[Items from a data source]
::::

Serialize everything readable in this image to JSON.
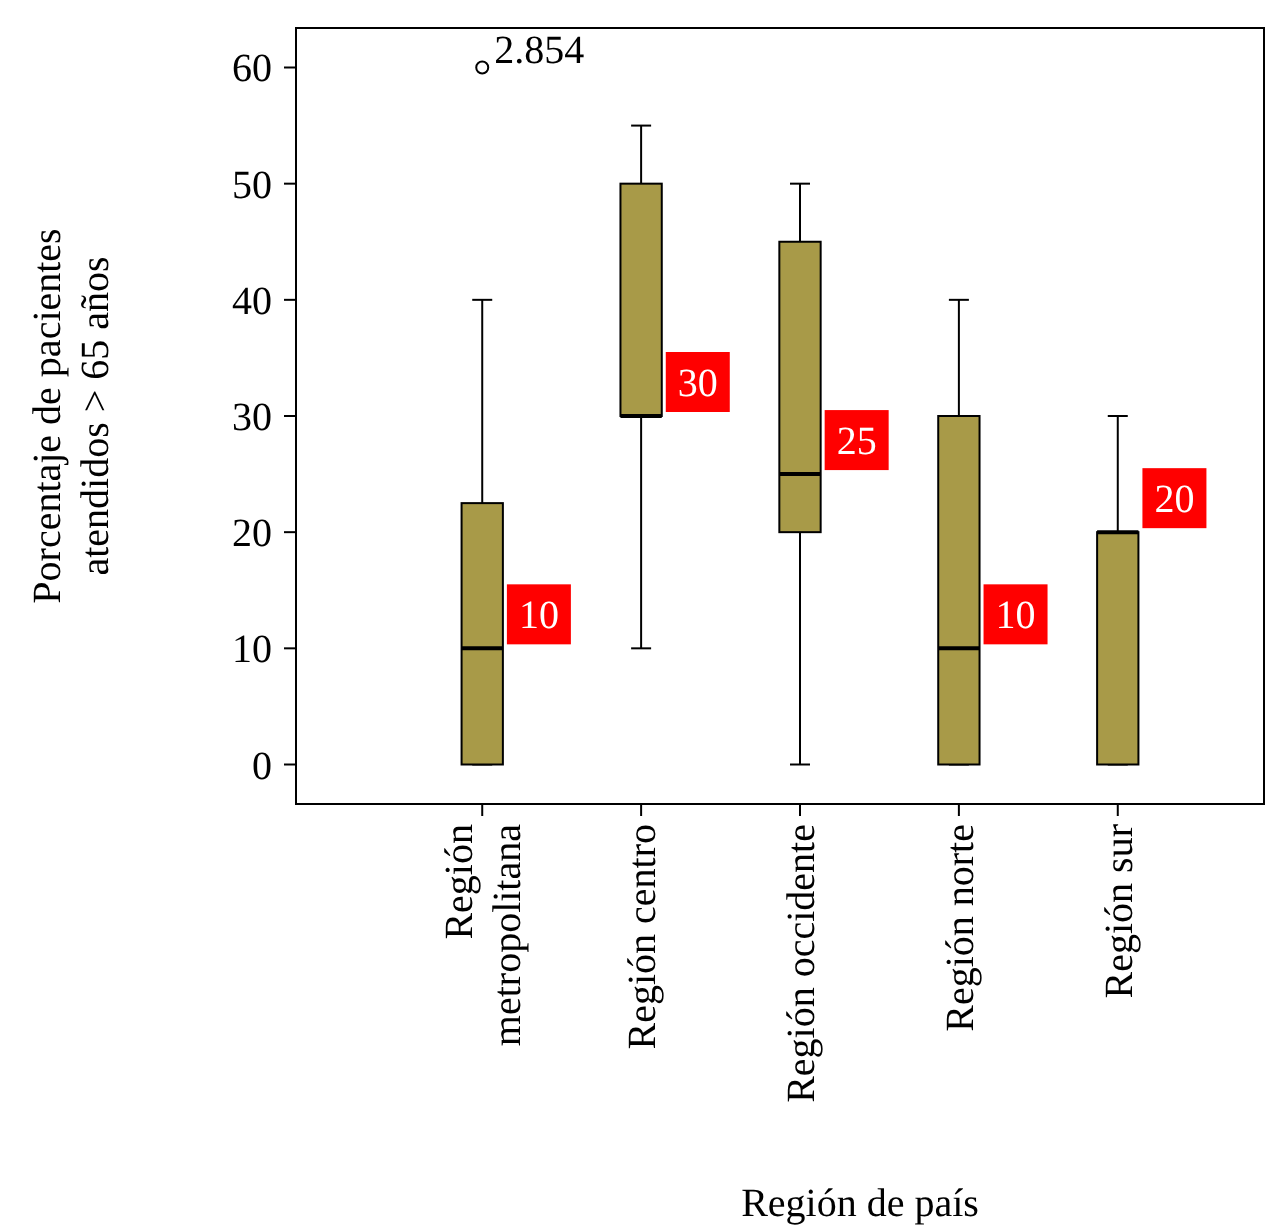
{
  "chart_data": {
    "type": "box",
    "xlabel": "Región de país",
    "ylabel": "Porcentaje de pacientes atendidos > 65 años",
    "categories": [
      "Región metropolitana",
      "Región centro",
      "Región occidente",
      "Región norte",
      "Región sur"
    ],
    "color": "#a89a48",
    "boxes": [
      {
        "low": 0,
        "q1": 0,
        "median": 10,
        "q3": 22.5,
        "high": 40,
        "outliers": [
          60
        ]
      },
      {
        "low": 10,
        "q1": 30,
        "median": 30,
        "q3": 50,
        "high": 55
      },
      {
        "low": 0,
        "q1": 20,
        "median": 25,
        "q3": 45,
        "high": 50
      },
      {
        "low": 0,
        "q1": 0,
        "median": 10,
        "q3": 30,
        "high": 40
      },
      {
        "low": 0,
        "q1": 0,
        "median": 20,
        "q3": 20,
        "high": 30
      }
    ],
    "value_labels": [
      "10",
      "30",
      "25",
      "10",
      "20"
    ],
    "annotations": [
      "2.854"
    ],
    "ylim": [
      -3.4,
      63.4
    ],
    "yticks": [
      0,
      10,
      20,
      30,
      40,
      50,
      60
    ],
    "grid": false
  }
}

::::

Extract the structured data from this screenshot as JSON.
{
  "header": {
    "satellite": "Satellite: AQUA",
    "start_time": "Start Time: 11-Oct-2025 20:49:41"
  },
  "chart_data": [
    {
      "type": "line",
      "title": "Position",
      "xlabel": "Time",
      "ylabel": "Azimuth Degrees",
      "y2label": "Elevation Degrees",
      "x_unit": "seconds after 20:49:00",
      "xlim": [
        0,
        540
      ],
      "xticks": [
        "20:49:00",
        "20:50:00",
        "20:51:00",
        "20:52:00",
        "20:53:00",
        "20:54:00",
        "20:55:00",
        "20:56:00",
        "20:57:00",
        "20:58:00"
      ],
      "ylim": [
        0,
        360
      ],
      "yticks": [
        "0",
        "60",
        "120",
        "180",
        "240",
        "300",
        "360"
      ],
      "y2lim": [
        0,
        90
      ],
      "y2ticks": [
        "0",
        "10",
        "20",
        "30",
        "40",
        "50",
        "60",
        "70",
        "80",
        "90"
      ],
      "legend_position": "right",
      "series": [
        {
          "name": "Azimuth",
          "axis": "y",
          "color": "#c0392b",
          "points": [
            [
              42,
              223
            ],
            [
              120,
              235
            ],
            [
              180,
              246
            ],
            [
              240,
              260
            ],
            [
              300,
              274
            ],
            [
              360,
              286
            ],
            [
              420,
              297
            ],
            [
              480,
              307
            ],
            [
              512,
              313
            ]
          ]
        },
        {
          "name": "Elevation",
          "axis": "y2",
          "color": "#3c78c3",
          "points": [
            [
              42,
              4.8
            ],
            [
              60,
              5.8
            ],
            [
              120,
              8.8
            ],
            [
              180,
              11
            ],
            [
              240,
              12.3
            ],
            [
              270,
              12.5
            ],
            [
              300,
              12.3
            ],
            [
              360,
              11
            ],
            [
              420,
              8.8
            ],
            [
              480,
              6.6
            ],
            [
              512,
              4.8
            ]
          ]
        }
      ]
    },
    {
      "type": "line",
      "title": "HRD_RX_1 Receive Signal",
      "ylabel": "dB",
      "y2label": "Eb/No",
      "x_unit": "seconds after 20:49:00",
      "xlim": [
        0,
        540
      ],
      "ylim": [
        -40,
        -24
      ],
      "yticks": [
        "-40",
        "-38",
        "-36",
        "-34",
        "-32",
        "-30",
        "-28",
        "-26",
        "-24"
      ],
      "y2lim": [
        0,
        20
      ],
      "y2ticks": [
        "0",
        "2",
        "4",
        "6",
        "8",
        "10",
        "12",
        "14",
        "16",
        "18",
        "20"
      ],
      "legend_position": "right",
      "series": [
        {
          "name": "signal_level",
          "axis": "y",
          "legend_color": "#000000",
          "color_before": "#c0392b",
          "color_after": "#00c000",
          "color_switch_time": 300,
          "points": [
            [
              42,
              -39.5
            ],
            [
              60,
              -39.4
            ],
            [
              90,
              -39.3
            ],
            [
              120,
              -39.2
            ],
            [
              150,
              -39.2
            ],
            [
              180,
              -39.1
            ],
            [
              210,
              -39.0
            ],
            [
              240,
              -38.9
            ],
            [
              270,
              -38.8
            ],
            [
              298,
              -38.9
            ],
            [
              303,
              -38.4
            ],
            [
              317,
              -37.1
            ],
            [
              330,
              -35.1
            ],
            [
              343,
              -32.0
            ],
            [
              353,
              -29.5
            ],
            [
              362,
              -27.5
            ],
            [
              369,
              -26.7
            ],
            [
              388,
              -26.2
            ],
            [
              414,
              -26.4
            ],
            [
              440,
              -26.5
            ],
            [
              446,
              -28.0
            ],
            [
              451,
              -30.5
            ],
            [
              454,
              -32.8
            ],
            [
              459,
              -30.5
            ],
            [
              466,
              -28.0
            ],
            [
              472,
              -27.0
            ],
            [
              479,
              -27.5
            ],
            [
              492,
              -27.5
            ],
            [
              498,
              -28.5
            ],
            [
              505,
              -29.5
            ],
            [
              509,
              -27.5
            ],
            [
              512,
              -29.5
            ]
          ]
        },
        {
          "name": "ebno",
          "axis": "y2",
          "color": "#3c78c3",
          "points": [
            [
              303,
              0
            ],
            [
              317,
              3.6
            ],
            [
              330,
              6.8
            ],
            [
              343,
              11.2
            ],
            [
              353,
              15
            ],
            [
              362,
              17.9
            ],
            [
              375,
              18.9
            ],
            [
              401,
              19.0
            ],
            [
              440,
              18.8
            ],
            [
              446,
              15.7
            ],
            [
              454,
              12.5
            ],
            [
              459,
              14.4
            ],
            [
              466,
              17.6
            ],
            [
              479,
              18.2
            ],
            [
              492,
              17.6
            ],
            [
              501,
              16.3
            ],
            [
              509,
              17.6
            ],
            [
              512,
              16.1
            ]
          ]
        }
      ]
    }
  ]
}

::::

> **Work instructions**: Report the number of lines that include the string "Azimuth"; return nothing but the count.

> **Response to this task**: 2